> _What is asked_
Every record here should be printed again exactly.

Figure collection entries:
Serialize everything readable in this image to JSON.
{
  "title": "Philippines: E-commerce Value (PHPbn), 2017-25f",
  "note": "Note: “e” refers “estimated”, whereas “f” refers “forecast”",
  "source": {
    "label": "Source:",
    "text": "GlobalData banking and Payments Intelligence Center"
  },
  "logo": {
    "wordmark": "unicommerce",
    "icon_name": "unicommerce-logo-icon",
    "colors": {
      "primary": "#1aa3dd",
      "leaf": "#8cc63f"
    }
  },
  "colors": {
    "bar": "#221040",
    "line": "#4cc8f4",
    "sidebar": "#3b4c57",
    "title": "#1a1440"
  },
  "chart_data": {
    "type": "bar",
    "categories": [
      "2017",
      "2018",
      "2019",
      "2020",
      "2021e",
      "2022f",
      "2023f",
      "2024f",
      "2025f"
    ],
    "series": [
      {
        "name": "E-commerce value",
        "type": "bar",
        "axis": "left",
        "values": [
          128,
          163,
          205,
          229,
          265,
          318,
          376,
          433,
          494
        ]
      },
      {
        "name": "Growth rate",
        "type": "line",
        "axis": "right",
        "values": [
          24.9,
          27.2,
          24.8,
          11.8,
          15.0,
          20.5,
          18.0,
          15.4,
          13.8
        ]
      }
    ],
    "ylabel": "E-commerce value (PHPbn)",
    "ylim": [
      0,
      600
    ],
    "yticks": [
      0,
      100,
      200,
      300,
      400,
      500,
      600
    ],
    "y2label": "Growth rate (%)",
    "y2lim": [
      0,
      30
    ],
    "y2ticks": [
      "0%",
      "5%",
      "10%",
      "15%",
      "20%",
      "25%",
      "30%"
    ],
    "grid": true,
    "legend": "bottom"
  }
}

> _Finished answer_
Serialize everything readable in this image to JSON.
{
  "title": "Philippines: E-commerce Value (PHPbn), 2017-25f",
  "note": "Note: “e” refers “estimated”, whereas “f” refers “forecast”",
  "source": {
    "label": "Source:",
    "text": "GlobalData banking and Payments Intelligence Center"
  },
  "logo": {
    "wordmark": "unicommerce",
    "icon_name": "unicommerce-logo-icon",
    "colors": {
      "primary": "#1aa3dd",
      "leaf": "#8cc63f"
    }
  },
  "colors": {
    "bar": "#221040",
    "line": "#4cc8f4",
    "sidebar": "#3b4c57",
    "title": "#1a1440"
  },
  "chart_data": {
    "type": "bar",
    "categories": [
      "2017",
      "2018",
      "2019",
      "2020",
      "2021e",
      "2022f",
      "2023f",
      "2024f",
      "2025f"
    ],
    "series": [
      {
        "name": "E-commerce value",
        "type": "bar",
        "axis": "left",
        "values": [
          128,
          163,
          205,
          229,
          265,
          318,
          376,
          433,
          494
        ]
      },
      {
        "name": "Growth rate",
        "type": "line",
        "axis": "right",
        "values": [
          24.9,
          27.2,
          24.8,
          11.8,
          15.0,
          20.5,
          18.0,
          15.4,
          13.8
        ]
      }
    ],
    "ylabel": "E-commerce value (PHPbn)",
    "ylim": [
      0,
      600
    ],
    "yticks": [
      0,
      100,
      200,
      300,
      400,
      500,
      600
    ],
    "y2label": "Growth rate (%)",
    "y2lim": [
      0,
      30
    ],
    "y2ticks": [
      "0%",
      "5%",
      "10%",
      "15%",
      "20%",
      "25%",
      "30%"
    ],
    "grid": true,
    "legend": "bottom"
  }
}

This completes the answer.